Required task → Find the lines of data that contain the string "двойственное", then list them.

Input data →
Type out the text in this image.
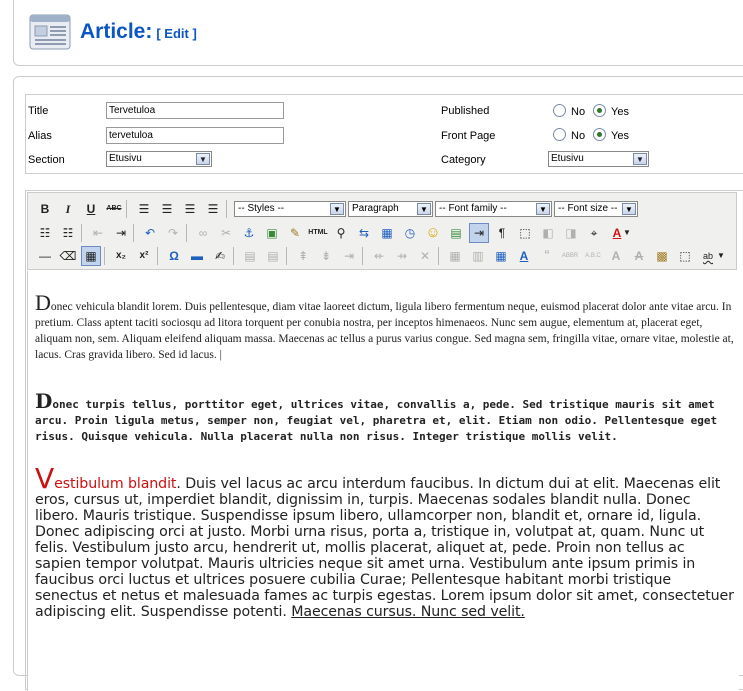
Article: [ Edit ]
Title
Tervetuloa	Published	No Yes
Alias
tervetuloa	Front Page	No Yes
Section	Etusivu	▼	Category	Etusivu	▼
B	I	U	ABC	☰	☰	☰	☰	-- Styles --	▼	Paragraph	▼	-- Font family --	▼	-- Font size -- ▼
☷	☷	⇤	⇥	↶	↷	∞	✂	⚓ ▣	✎	HTML ⚲	⇆	▦	◷ ☺ ▤	⇥	¶	⬚ ◧ ◨	⌖	A ▼
— ⌫ ▦	x₂	x²	Ω	▬ ✍	▤ ▤	⇞	⇟	⇥	⇷	⇸	✕	▦ ▥ ▦	A	“	ABBR	A.B.C A	A	▩ ⬚	ab ▼
Donec vehicula blandit lorem. Duis pellentesque, diam vitae laoreet dictum, ligula libero fermentum neque, euismod placerat dolor ante vitae arcu. In pretium. Class aptent taciti sociosqu ad litora torquent per conubia nostra, per inceptos himenaeos. Nunc sem augue, elementum at, placerat eget, aliquam non, sem. Aliquam eleifend aliquam massa. Maecenas ac tellus a purus varius congue. Sed magna sem, fringilla vitae, ornare vitae, molestie at, lacus. Cras gravida libero. Sed id lacus. |
Donec turpis tellus, porttitor eget, ultrices vitae, convallis a, pede. Sed tristique mauris sit amet arcu. Proin ligula metus, semper non, feugiat vel, pharetra et, elit. Etiam non odio. Pellentesque eget risus. Quisque vehicula. Nulla placerat nulla non risus. Integer tristique mollis velit.
Vestibulum blandit. Duis vel lacus ac arcu interdum faucibus. In dictum dui at elit. Maecenas elit eros, cursus ut, imperdiet blandit, dignissim in, turpis. Maecenas sodales blandit nulla. Donec libero. Mauris tristique. Suspendisse ipsum libero, ullamcorper non, blandit et, ornare id, ligula. Donec adipiscing orci at justo. Morbi urna risus, porta a, tristique in, volutpat at, quam. Nunc ut felis. Vestibulum justo arcu, hendrerit ut, mollis placerat, aliquet at, pede. Proin non tellus ac sapien tempor volutpat. Mauris ultricies neque sit amet urna. Vestibulum ante ipsum primis in faucibus orci luctus et ultrices posuere cubilia Curae; Pellentesque habitant morbi tristique senectus et netus et malesuada fames ac turpis egestas. Lorem ipsum dolor sit amet, consectetuer adipiscing elit. Suspendisse potenti. Maecenas cursus. Nunc sed velit.
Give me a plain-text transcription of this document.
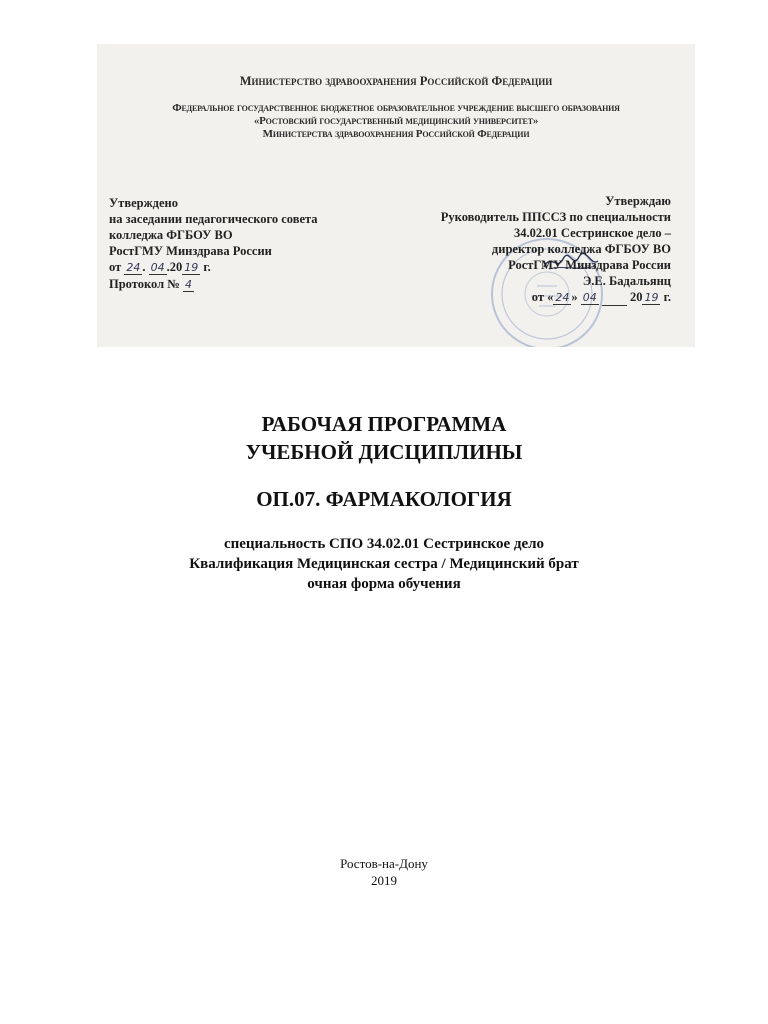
Министерство здравоохранения Российской Федерации
Федеральное государственное бюджетное образовательное учреждение высшего образования
«Ростовский государственный медицинский университет»
Министерства здравоохранения Российской Федерации
Утверждено
на заседании педагогического совета
колледжа ФГБОУ ВО
РостГМУ Минздрава России
от 24 . 04 .20 19 г.
Протокол № 4
Утверждаю
Руководитель ППССЗ по специальности
34.02.01 Сестринское дело –
директор колледжа ФГБОУ ВО
РостГМУ Минздрава России
Э.Е. Бадальянц
от « 24 » 04	20 19 г.
РАБОЧАЯ ПРОГРАММА
УЧЕБНОЙ ДИСЦИПЛИНЫ
ОП.07. ФАРМАКОЛОГИЯ
специальность СПО 34.02.01 Сестринское дело
Квалификация Медицинская сестра / Медицинский брат
очная форма обучения
Ростов-на-Дону
2019
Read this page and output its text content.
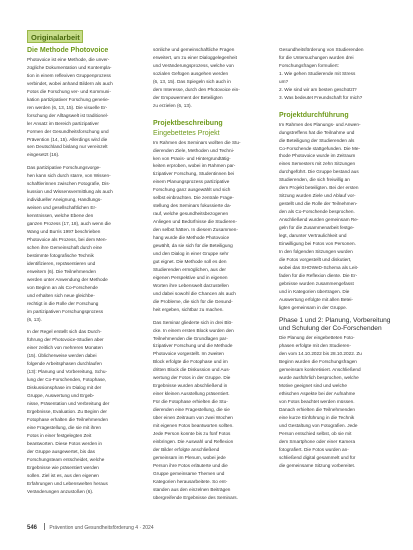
Originalarbeit
Die Methode Photovoice
Photovoice ist eine Methode, die unver-
zügliche Dokumentation und Kontempla-
tion in einem reflexiven Gruppenprozess
verbindet, wobei anhand Bildern als auch
Fotos die Forschung ver- und Kommuni-
kation partizipativer Forschung generie-
ren werden (6, 13, 15). Die visuelle Er-
forschung der Alltagswelt ist traditionel-
ler Ansatz im Bereich partizipativer
Formen der Gesundheitsforschung und
Prävention (14, 15). Allerdings wird die
sen Deutschland bislang nur vereinzelt
eingesetzt (16).
Das partizipative Forschungsvorge-
hen kann sich durch starre, von Wissen-
schaftlerinnen zwischen Fotografie, Dis-
kussion und Wissensvermittlung als auch
individueller Aneignung, Handlungs-
weisen und gesellschaftlichen Er-
kenntnissen, welche Ebene den
ganzen Prozess (17, 18), auch wenn die
Wang und Burris 1997 beschrieben
Photovoice als Prozess, bei dem Men-
schen ihre Gemeinschaft durch eine
bestimmte fotografische Technik
identifizieren, repräsentieren und
erweitern (6). Die Teilnehmenden
werden unter Anwendung der Methode
von Beginn an als Co-Forschende
und erhalten sich neue gleichbe-
rechtigt in die Rolle der Forschung
im partizipativen Forschungsprozess
(6, 13).
In der Regel erstellt sich das Durch-
führung der Photovoice-Studien aber
einer zeitlich von mehreren Monaten
(15). Üblicherweise werden dabei
folgende Arbeitsphasen durchlaufen
(13): Planung und Vorbereitung, Schu-
lung der Co-Forschenden, Fotophase,
Diskussionsphase im Dialog mit der
Gruppe, Auswertung und Ergeb-
nisse, Präsentation und Verbreitung der
Ergebnisse, Evaluation. Zu Beginn der
Fotophase erhalten die Teilnehmenden
eine Fragestellung, die sie mit ihren
Fotos in einer festgelegten Zeit
beantworten. Diese Fotos werden in
der Gruppe ausgewertet, bis das
Forschungsteam entscheidet, welche
Ergebnisse wie präsentiert werden
sollen. Ziel ist es, aus den eigenen
Erfahrungen und Lebenswelten heraus
Veränderungen anzustoßen (6).
sönliche und gemeinschaftliche Fragen
erweitert, um zu einer Dialoggelegenheit
und Veränderungsprozess, welche von
sozialen Gefügen ausgehen werden
(6, 13, 15). Das Spiegeln sich auch in
dem Interesse, durch den Photovoice ein-
der Empowerment der Beteiligten
zu erzielen (6, 13).
Projektbeschreibung
Eingebettetes Projekt
Im Rahmen des Seminars wollten die Stu-
dierenden Ziele, Methoden und Techni-
ken von Praxis- und Hintergrundtätig-
keiten erproben, wobei im Rahmen par-
tizipativer Forschung, Studentinnen bei
einem Planungsprozess partizipative
Forschung ganz ausgewählt und sich
selbst einbrachten. Die zentrale Frage-
stellung des Seminars fokussierte da-
rauf, welche gesundheitsbezogenen
Anliegen und Bedürfnisse die Studieren-
den selbst hätten. In diesem Zusammen-
hang wurde die Methode Photovoice
gewählt, da sie sich für die Beteiligung
und den Dialog in einer Gruppe sehr
gut eignet. Die Methode soll es den
Studierenden ermöglichen, aus der
eigenen Perspektive und in eigenen
Worten ihre Lebenswelt darzustellen
und dabei sowohl die Chancen als auch
die Probleme, die sich für die Gesund-
heit ergeben, sichtbar zu machen.
Das Seminar gliederte sich in drei Blö-
cke. In einem ersten Block wurden den
Teilnehmenden die Grundlagen par-
tizipativer Forschung und die Methode
Photovoice vorgestellt. Im zweiten
Block erfolgte die Fotophase und im
dritten Block die Diskussion und Aus-
wertung der Fotos in der Gruppe. Die
Ergebnisse wurden abschließend in
einer kleinen Ausstellung präsentiert.
Für die Fotophase erhielten die Stu-
dierenden eine Fragestellung, die sie
über einen Zeitraum von zwei Wochen
mit eigenen Fotos beantworten sollten.
Jede Person konnte bis zu fünf Fotos
einbringen. Die Auswahl und Reflexion
der Bilder erfolgte anschließend
gemeinsam im Plenum, wobei jede
Person ihre Fotos erläuterte und die
Gruppe gemeinsame Themen und
Kategorien herausarbeitete. So ent-
standen aus den einzelnen Beiträgen
übergreifende Ergebnisse des Seminars.
Gesundheitsförderung von Studierenden
für die Untersuchungen wurden drei
Forschungsfragen formuliert:
1. Wie gehen Studierende mit Stress
um?
2. Wie sind wir am besten geschützt?
3. Was bedeutet Freundschaft für mich?
Projektdurchführung
Im Rahmen des Planungs- und Anwen-
dungstreffens hat die Teilnahme und
die Beteiligung der Studierenden als
Co-Forschende stattgefunden. Die Me-
thode Photovoice wurde im Zeitraum
eines Semesters mit zehn Sitzungen
durchgeführt. Die Gruppe bestand aus
Studierenden, die sich freiwillig an
dem Projekt beteiligten. Bei der ersten
Sitzung wurden Ziele und Ablauf vor-
gestellt und die Rolle der Teilnehmen-
den als Co-Forschende besprochen.
Anschließend wurden gemeinsam Re-
geln für die Zusammenarbeit festge-
legt, darunter Vertraulichkeit und
Einwilligung bei Fotos von Personen.
In den folgenden Sitzungen wurden
die Fotos vorgestellt und diskutiert,
wobei das SHOWeD-Schema als Leit-
faden für die Reflexion diente. Die Er-
gebnisse wurden zusammengefasst
und in Kategorien übertragen. Die
Auswertung erfolgte mit allen Betei-
ligten gemeinsam in der Gruppe.
Phase 1 und 2: Planung, Vorbereitung und Schulung der Co-Forschenden
Die Planung der eingebetteten Foto-
phasen erfolgte mit den Studieren-
den vom 14.10.2022 bis 28.10.2022. Zu
Beginn wurden die Forschungsfragen
gemeinsam konkretisiert. Anschließend
wurde ausführlich besprochen, welche
Motive geeignet sind und welche
ethischen Aspekte bei der Aufnahme
von Fotos beachtet werden müssen.
Danach erhielten die Teilnehmenden
eine kurze Einführung in die Technik
und Gestaltung von Fotografien. Jede
Person entschied selbst, ob sie mit
dem Smartphone oder einer Kamera
fotografiert. Die Fotos wurden an-
schließend digital gesammelt und für
die gemeinsame Sitzung vorbereitet.
546 Prävention und Gesundheitsförderung 4 · 2024
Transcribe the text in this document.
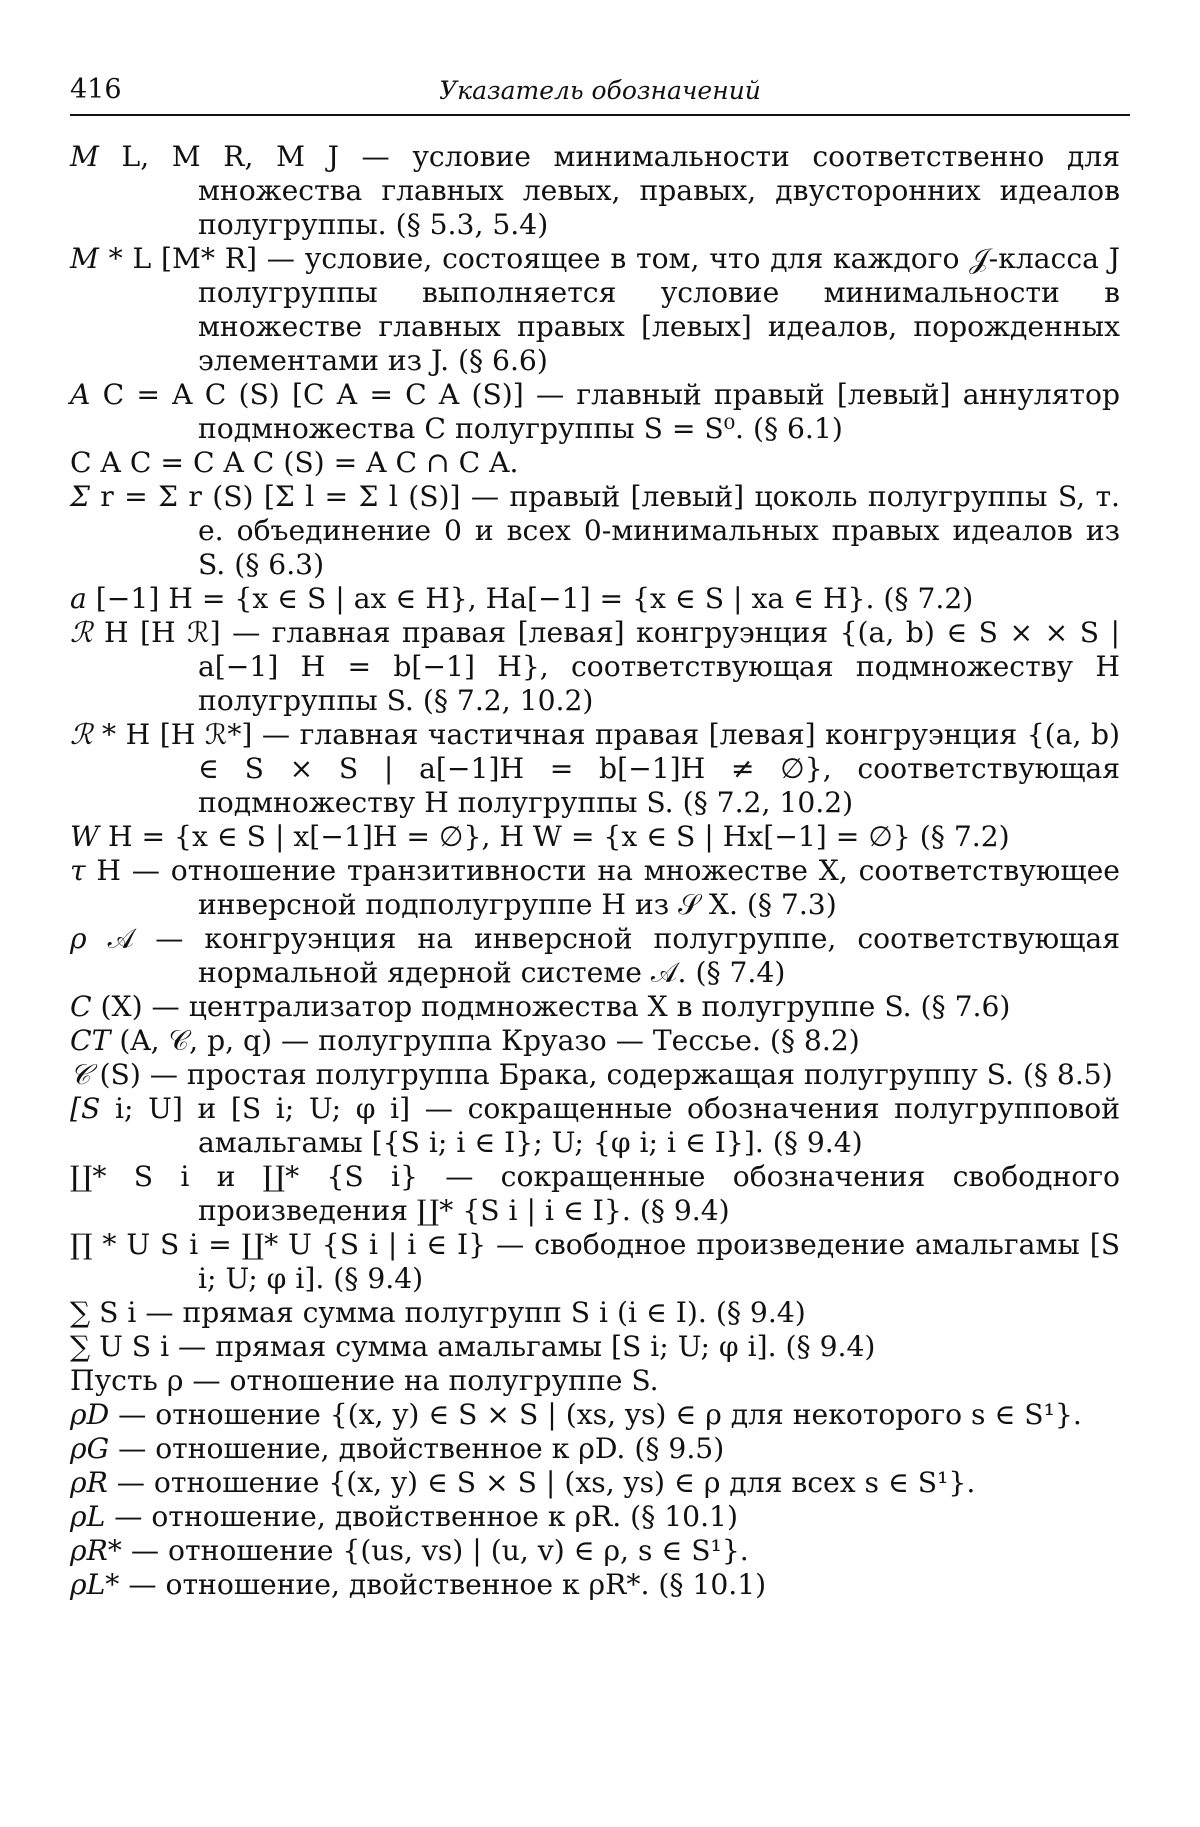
416	Указатель обозначений

M L, M R, M J — условие минимальности соответственно для множества главных левых, правых, двусторонних идеалов полугруппы. (§ 5.3, 5.4)

M * L [M* R] — условие, состоящее в том, что для каждого 𝒥-класса J полугруппы выполняется условие минимальности в множестве главных правых [левых] идеалов, порожденных элементами из J. (§ 6.6)

A C = A C (S) [C A = C A (S)] — главный правый [левый] аннулятор подмножества C полугруппы S = S⁰. (§ 6.1)

C A C = C A C (S) = A C ∩ C A.

Σ r = Σ r (S) [Σ l = Σ l (S)] — правый [левый] цоколь полугруппы S, т. е. объединение 0 и всех 0-минимальных правых идеалов из S. (§ 6.3)

a [−1] H = {x ∈ S | ax ∈ H}, Ha[−1] = {x ∈ S | xa ∈ H}. (§ 7.2)

ℛ H [H ℛ] — главная правая [левая] конгруэнция {(a, b) ∈ S × × S | a[−1] H = b[−1] H}, соответствующая подмножеству H полугруппы S. (§ 7.2, 10.2)

ℛ * H [H ℛ*] — главная частичная правая [левая] конгруэнция {(a, b) ∈ S × S | a[−1]H = b[−1]H ≠ ∅}, соответствующая подмножеству H полугруппы S. (§ 7.2, 10.2)

W H = {x ∈ S | x[−1]H = ∅}, H W = {x ∈ S | Hx[−1] = ∅} (§ 7.2)

τ H — отношение транзитивности на множестве X, соответствующее инверсной подполугруппе H из 𝒮 X. (§ 7.3)

ρ 𝒜 — конгруэнция на инверсной полугруппе, соответствующая нормальной ядерной системе 𝒜. (§ 7.4)

C (X) — централизатор подмножества X в полугруппе S. (§ 7.6)

CT (A, 𝒞, p, q) — полугруппа Круазо — Тессье. (§ 8.2)

𝒞 (S) — простая полугруппа Брака, содержащая полугруппу S. (§ 8.5)

[S i; U] и [S i; U; φ i] — сокращенные обозначения полугрупповой амальгамы [{S i; i ∈ I}; U; {φ i; i ∈ I}]. (§ 9.4)

∐* S i и ∐* {S i} — сокращенные обозначения свободного произведения ∐* {S i | i ∈ I}. (§ 9.4)

∏ * U S i = ∐* U {S i | i ∈ I} — свободное произведение амальгамы [S i; U; φ i]. (§ 9.4)

∑ S i — прямая сумма полугрупп S i (i ∈ I). (§ 9.4)

∑ U S i — прямая сумма амальгамы [S i; U; φ i]. (§ 9.4)

Пусть ρ — отношение на полугруппе S.

ρD — отношение {(x, y) ∈ S × S | (xs, ys) ∈ ρ для некоторого s ∈ S¹}.

ρG — отношение, двойственное к ρD. (§ 9.5)

ρR — отношение {(x, y) ∈ S × S | (xs, ys) ∈ ρ для всех s ∈ S¹}.

ρL — отношение, двойственное к ρR. (§ 10.1)

ρR* — отношение {(us, vs) | (u, v) ∈ ρ, s ∈ S¹}.

ρL* — отношение, двойственное к ρR*. (§ 10.1)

The solution →
ρG — отношение, двойственное к ρD. (§ 9.5)
ρL — отношение, двойственное к ρR. (§ 10.1)
ρL* — отношение, двойственное к ρR*. (§ 10.1)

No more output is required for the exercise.